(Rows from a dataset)
● ● ● ● ●
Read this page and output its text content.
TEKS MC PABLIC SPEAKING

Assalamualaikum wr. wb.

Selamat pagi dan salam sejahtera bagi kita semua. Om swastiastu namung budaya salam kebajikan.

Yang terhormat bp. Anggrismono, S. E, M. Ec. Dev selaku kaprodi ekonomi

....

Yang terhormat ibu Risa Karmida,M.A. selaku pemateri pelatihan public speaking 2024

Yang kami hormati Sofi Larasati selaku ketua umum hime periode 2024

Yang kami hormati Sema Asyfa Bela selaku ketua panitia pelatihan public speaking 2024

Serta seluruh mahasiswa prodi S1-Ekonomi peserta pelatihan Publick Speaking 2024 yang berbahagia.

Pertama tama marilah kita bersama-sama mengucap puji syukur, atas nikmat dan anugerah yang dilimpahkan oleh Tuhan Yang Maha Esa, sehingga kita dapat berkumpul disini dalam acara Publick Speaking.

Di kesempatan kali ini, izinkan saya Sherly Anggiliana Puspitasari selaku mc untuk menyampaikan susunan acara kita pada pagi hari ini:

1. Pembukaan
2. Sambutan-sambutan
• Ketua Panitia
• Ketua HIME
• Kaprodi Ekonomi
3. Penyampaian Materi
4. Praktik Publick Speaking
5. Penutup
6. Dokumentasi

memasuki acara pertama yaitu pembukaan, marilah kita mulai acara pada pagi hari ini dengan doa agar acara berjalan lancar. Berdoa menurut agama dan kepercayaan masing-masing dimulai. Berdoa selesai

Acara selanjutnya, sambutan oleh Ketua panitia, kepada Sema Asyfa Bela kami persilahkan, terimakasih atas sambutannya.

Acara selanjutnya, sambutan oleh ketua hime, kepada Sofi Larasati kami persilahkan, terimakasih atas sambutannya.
● ● ● ● ●
**WHAT TO DO:** Take the records above and return them exactly as written.

**COMPLETE RESPONSE:**
Read this page and output its text content.
TEKS MC PABLIC SPEAKING

Assalamualaikum wr. wb.

Selamat pagi dan salam sejahtera bagi kita semua. Om swastiastu namung budaya salam kebajikan.

Yang terhormat bp. Anggrismono, S. E, M. Ec. Dev selaku kaprodi ekonomi

....

Yang terhormat ibu Risa Karmida,M.A. selaku pemateri pelatihan public speaking 2024

Yang kami hormati Sofi Larasati selaku ketua umum hime periode 2024

Yang kami hormati Sema Asyfa Bela selaku ketua panitia pelatihan public speaking 2024

Serta seluruh mahasiswa prodi S1-Ekonomi peserta pelatihan Publick Speaking 2024 yang berbahagia.

Pertama tama marilah kita bersama-sama mengucap puji syukur, atas nikmat dan anugerah yang dilimpahkan oleh Tuhan Yang Maha Esa, sehingga kita dapat berkumpul disini dalam acara Publick Speaking.

Di kesempatan kali ini, izinkan saya Sherly Anggiliana Puspitasari selaku mc untuk menyampaikan susunan acara kita pada pagi hari ini:

1. Pembukaan
2. Sambutan-sambutan
• Ketua Panitia
• Ketua HIME
• Kaprodi Ekonomi
3. Penyampaian Materi
4. Praktik Publick Speaking
5. Penutup
6. Dokumentasi

memasuki acara pertama yaitu pembukaan, marilah kita mulai acara pada pagi hari ini dengan doa agar acara berjalan lancar. Berdoa menurut agama dan kepercayaan masing-masing dimulai. Berdoa selesai

Acara selanjutnya, sambutan oleh Ketua panitia, kepada Sema Asyfa Bela kami persilahkan, terimakasih atas sambutannya.

Acara selanjutnya, sambutan oleh ketua hime, kepada Sofi Larasati kami persilahkan, terimakasih atas sambutannya.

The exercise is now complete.